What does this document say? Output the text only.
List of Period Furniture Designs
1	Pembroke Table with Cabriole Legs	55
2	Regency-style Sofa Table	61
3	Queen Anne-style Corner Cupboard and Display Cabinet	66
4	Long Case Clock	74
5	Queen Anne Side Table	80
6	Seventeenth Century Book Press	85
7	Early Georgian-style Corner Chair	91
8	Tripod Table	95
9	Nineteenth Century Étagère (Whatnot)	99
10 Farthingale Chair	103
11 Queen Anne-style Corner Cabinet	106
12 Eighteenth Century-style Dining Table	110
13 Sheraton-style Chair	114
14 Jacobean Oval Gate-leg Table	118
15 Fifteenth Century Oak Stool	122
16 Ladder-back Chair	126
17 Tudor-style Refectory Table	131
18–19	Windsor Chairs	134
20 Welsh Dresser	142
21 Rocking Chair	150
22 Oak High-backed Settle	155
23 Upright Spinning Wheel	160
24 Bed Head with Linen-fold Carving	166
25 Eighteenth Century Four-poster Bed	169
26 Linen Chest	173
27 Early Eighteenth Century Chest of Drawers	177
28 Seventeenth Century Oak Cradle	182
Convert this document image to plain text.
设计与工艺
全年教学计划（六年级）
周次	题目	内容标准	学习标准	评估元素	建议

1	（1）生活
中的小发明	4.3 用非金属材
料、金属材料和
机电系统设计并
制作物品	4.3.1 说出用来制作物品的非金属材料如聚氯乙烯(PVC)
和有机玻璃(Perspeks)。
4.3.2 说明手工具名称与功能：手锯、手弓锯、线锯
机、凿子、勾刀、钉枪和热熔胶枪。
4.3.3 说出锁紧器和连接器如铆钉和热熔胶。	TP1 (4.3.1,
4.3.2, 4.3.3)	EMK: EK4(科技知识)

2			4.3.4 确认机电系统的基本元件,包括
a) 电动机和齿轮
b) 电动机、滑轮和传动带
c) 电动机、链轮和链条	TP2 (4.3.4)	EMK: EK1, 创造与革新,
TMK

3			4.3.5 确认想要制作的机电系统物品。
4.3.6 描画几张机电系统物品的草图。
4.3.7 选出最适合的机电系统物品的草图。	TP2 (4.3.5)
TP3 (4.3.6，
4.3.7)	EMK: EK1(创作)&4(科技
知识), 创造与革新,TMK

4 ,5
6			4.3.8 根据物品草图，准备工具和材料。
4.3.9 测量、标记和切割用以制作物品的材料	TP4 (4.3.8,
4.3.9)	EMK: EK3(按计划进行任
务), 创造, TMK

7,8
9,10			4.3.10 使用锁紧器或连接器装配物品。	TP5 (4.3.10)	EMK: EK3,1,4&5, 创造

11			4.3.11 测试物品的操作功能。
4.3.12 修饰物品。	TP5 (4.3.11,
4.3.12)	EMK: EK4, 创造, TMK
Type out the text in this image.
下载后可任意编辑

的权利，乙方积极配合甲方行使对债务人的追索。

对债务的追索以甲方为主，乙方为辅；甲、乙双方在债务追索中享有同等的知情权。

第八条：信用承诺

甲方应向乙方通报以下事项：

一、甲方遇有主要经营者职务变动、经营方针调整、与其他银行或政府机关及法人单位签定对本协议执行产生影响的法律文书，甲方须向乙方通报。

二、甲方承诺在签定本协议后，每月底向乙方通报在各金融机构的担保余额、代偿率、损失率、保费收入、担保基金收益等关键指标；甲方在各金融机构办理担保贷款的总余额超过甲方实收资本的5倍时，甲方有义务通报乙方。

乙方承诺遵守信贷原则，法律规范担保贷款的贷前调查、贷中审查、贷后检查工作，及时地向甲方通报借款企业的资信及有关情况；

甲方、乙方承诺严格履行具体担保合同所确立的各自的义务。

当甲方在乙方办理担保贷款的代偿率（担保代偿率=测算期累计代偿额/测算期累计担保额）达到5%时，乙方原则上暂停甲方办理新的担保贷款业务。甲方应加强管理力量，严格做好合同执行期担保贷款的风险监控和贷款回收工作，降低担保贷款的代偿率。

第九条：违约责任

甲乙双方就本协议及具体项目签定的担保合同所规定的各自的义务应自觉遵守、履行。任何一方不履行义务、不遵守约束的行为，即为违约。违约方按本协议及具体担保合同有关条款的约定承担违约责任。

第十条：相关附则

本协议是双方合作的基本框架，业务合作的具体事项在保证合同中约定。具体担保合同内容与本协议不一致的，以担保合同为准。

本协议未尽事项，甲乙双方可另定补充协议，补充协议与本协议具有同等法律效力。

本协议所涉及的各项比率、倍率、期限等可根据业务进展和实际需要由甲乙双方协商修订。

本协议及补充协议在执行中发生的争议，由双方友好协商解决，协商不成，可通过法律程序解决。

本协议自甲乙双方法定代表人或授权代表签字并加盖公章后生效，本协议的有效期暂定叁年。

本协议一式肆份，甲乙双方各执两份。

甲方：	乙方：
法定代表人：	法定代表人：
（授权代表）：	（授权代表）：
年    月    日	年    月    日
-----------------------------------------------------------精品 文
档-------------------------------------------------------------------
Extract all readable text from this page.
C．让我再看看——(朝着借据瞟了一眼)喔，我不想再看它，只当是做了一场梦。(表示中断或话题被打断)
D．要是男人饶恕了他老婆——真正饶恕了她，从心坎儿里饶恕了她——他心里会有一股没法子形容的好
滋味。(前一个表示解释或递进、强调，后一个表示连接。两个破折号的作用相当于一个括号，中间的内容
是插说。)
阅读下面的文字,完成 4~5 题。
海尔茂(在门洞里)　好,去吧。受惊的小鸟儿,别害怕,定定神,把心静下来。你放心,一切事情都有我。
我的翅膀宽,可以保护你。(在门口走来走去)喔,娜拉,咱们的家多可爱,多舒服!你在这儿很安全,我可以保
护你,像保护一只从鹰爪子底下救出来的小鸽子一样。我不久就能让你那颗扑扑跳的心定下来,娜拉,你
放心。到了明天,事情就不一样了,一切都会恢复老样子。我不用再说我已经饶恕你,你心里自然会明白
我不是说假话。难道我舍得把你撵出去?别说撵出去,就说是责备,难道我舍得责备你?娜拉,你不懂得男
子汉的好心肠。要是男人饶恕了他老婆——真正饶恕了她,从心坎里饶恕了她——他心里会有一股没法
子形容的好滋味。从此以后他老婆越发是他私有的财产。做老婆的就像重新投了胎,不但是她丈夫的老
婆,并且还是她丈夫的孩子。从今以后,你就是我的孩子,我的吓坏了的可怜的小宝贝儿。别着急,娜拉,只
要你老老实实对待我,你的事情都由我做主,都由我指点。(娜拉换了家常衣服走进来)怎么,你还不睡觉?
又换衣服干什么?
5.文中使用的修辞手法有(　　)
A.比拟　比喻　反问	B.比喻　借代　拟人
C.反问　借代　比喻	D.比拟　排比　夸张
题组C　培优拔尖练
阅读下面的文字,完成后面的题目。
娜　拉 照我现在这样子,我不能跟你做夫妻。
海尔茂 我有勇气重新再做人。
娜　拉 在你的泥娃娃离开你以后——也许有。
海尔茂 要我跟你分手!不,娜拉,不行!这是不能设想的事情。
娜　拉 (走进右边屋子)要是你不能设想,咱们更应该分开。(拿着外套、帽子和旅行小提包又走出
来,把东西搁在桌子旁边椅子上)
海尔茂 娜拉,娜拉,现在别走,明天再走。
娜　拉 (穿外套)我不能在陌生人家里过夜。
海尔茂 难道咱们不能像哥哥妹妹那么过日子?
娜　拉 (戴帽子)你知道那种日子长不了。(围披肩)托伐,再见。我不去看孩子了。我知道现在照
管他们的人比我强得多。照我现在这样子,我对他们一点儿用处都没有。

▶ _Requirements_:
Look over the listing. Pull out every line with the string "this" in it.

▶ _Problem solution_:
What does this document say? Output the text only.
Convert this document image to plain text.
Type out the text in this image.
Extract all readable text from this page.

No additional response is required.